**Given exercise:** Transcribe every line exactly. Leave the pictures behind.

**Data provided:**
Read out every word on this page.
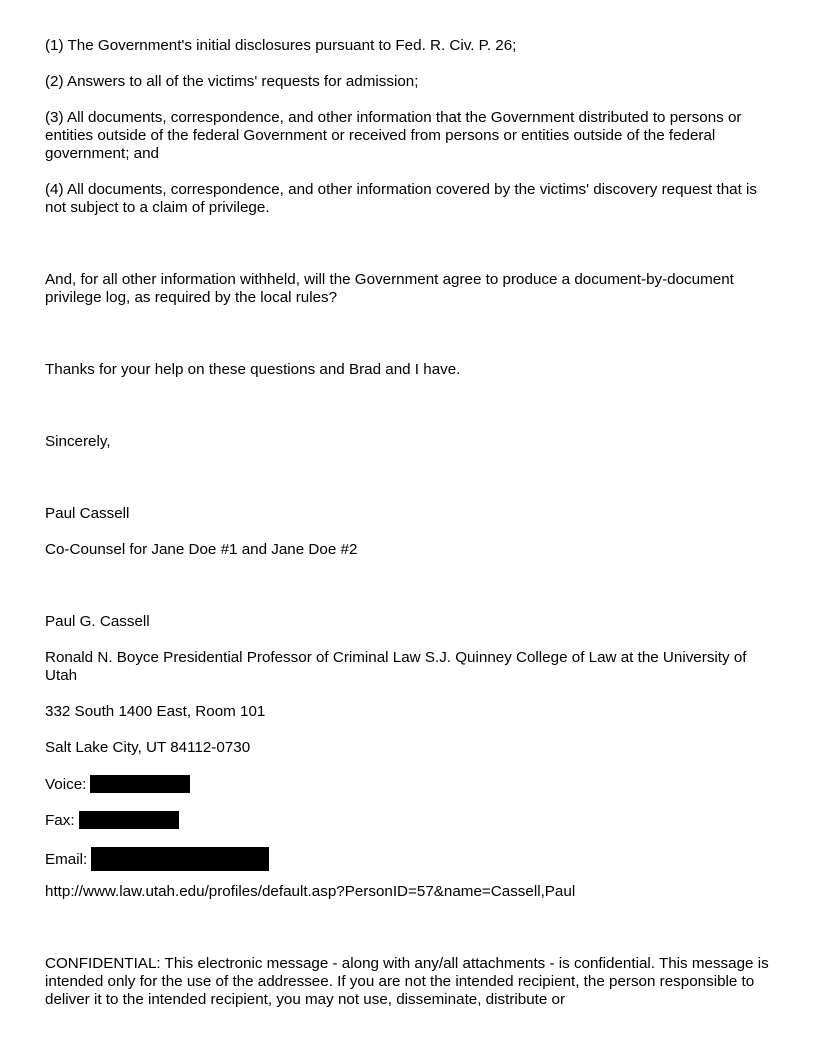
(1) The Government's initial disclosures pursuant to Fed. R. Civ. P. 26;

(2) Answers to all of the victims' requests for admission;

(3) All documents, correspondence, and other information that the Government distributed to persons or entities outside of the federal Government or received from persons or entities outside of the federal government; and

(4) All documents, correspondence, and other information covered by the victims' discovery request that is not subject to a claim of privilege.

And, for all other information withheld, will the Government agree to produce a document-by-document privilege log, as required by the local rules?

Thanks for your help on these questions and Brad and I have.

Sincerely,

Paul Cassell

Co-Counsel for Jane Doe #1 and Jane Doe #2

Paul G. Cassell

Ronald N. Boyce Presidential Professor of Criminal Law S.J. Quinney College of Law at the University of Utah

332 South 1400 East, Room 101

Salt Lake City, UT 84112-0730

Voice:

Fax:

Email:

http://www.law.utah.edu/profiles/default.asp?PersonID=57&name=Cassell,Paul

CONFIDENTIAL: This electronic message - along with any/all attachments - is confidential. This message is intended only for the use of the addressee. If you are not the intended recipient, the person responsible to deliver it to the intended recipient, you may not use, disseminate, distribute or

**Task output:**
Read out every word on this page.
(1) The Government's initial disclosures pursuant to Fed. R. Civ. P. 26;

(2) Answers to all of the victims' requests for admission;

(3) All documents, correspondence, and other information that the Government distributed to persons or entities outside of the federal Government or received from persons or entities outside of the federal government; and

(4) All documents, correspondence, and other information covered by the victims' discovery request that is not subject to a claim of privilege.

And, for all other information withheld, will the Government agree to produce a document-by-document privilege log, as required by the local rules?

Thanks for your help on these questions and Brad and I have.

Sincerely,

Paul Cassell

Co-Counsel for Jane Doe #1 and Jane Doe #2

Paul G. Cassell

Ronald N. Boyce Presidential Professor of Criminal Law S.J. Quinney College of Law at the University of Utah

332 South 1400 East, Room 101

Salt Lake City, UT 84112-0730

Voice:

Fax:

Email:

http://www.law.utah.edu/profiles/default.asp?PersonID=57&name=Cassell,Paul

CONFIDENTIAL: This electronic message - along with any/all attachments - is confidential. This message is intended only for the use of the addressee. If you are not the intended recipient, the person responsible to deliver it to the intended recipient, you may not use, disseminate, distribute or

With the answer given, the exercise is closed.